DATA FOR THIS TASK:

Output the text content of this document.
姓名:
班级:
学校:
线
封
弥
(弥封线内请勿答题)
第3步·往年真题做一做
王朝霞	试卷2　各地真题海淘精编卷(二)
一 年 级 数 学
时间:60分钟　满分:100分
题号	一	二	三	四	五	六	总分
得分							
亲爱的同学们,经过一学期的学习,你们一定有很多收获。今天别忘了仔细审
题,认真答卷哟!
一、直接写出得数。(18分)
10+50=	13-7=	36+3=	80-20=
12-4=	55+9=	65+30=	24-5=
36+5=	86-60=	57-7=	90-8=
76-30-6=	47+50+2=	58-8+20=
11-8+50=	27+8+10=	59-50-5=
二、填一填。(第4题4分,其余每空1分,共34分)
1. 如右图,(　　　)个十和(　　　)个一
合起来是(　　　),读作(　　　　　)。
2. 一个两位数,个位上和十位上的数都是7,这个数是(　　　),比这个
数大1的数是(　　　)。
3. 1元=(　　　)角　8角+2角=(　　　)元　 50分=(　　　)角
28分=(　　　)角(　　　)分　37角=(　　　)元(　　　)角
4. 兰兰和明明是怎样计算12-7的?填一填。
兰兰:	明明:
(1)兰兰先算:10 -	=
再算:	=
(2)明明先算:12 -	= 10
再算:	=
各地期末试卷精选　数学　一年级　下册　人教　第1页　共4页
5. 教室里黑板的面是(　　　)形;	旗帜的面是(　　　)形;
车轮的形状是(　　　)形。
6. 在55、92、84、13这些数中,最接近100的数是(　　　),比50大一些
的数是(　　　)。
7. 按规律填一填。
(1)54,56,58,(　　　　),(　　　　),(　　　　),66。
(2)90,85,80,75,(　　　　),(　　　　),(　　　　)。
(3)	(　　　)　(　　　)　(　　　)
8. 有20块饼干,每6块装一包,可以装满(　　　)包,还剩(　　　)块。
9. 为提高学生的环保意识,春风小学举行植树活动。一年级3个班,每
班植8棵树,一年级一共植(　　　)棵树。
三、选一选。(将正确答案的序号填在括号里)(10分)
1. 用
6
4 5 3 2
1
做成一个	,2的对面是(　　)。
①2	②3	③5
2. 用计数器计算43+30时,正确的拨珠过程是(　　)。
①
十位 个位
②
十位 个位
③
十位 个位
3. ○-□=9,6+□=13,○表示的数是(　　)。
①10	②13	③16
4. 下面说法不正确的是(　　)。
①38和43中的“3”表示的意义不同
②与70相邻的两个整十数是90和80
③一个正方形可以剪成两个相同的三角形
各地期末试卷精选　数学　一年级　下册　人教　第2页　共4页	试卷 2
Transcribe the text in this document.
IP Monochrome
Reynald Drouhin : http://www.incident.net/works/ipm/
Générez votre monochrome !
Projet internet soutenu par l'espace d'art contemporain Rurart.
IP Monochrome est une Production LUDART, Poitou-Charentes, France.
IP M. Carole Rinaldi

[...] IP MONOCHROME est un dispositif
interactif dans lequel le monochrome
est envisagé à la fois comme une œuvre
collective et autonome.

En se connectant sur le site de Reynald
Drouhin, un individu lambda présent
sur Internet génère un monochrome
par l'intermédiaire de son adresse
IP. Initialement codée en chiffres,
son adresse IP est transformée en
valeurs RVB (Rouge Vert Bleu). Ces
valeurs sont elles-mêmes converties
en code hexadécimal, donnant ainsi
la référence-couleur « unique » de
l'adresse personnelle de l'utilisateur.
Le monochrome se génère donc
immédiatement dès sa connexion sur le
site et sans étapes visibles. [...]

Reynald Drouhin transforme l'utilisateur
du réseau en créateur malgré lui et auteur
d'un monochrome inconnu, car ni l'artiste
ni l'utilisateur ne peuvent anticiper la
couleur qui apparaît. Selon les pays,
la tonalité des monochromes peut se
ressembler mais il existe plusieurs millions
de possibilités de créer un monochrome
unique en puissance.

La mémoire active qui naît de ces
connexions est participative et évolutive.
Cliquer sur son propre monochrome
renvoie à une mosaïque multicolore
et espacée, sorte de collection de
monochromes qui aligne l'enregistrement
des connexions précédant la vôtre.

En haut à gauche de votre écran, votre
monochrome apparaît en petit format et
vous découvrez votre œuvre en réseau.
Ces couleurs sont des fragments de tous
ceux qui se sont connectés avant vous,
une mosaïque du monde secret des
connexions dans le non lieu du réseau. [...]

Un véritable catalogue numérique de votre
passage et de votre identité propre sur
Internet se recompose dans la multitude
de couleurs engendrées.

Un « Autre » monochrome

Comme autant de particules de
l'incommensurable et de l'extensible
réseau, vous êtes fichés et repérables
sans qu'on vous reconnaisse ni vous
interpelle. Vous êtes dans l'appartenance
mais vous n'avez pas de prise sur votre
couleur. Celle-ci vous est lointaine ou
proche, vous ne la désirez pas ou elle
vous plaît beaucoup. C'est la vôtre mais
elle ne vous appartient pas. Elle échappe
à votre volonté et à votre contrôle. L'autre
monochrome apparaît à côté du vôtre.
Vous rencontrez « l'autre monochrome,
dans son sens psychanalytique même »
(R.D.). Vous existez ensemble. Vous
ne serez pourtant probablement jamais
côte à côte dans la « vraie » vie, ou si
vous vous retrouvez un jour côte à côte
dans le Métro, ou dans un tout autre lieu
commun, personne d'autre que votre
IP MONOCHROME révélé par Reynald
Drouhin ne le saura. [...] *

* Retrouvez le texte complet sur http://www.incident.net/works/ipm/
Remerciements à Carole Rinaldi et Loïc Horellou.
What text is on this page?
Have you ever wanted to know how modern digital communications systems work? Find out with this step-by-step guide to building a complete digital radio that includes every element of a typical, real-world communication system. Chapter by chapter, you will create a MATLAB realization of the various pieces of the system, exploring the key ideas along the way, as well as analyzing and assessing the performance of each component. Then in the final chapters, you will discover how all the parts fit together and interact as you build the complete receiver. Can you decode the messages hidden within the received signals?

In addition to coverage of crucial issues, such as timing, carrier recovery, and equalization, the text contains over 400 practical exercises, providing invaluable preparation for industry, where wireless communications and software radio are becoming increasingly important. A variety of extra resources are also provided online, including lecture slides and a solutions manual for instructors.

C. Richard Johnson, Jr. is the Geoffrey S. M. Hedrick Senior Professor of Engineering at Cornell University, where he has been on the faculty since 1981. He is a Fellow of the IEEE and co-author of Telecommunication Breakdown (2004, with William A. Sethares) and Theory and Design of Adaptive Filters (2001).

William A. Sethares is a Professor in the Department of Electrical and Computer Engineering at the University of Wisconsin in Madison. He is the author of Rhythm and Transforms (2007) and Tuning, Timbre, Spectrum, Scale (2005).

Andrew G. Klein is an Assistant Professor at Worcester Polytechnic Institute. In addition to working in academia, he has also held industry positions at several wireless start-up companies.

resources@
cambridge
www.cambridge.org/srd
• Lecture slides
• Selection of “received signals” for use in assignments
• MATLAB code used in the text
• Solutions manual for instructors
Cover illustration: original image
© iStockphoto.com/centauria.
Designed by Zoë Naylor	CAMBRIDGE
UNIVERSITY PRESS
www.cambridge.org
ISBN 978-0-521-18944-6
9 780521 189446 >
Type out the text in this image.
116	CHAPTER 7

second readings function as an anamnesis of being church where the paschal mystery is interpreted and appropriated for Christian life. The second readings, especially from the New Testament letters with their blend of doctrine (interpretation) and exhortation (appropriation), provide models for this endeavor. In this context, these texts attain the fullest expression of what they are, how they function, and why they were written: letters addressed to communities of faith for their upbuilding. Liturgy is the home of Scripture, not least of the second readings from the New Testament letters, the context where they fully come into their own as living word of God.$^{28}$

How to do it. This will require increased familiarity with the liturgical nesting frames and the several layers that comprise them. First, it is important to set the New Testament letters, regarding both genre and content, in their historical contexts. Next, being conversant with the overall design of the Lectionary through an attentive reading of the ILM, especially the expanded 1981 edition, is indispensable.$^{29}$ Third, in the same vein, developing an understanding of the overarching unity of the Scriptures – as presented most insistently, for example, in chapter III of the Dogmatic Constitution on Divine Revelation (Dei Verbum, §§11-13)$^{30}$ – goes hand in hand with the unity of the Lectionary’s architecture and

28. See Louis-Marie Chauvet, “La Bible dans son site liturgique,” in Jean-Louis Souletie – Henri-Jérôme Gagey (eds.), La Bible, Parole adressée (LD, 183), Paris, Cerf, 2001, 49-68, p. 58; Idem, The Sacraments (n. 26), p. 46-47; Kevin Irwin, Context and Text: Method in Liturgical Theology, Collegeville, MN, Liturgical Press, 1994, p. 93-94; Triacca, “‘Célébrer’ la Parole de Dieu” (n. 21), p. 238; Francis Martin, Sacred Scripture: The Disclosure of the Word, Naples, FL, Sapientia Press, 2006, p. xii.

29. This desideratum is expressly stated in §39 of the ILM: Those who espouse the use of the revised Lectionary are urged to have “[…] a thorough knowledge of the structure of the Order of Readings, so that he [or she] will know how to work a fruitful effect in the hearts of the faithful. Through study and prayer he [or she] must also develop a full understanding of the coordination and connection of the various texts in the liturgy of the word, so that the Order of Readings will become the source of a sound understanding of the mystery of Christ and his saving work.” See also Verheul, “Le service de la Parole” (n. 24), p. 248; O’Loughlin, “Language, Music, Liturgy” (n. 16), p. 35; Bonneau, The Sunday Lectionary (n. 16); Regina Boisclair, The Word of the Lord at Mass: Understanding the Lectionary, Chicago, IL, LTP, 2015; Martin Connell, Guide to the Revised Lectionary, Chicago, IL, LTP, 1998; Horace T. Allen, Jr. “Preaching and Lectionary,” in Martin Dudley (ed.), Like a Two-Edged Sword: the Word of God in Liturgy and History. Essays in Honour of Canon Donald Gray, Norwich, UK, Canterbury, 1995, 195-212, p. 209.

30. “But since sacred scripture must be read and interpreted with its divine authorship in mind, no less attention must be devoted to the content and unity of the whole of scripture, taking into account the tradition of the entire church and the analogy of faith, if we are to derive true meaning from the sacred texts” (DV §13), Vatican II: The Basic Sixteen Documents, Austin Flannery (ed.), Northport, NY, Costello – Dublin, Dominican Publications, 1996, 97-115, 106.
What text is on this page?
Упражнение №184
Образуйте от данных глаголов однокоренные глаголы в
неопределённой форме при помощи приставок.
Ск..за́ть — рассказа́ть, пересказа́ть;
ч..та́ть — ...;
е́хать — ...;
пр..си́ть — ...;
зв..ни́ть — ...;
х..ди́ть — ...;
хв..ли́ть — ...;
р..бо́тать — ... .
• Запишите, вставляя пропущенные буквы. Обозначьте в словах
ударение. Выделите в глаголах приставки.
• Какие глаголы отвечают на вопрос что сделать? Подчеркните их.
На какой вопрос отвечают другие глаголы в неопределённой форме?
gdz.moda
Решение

REQUIREMENT: Give the number of lines in the entries that hold the word "know", and nothing else.

FINISHED ANSWER: 2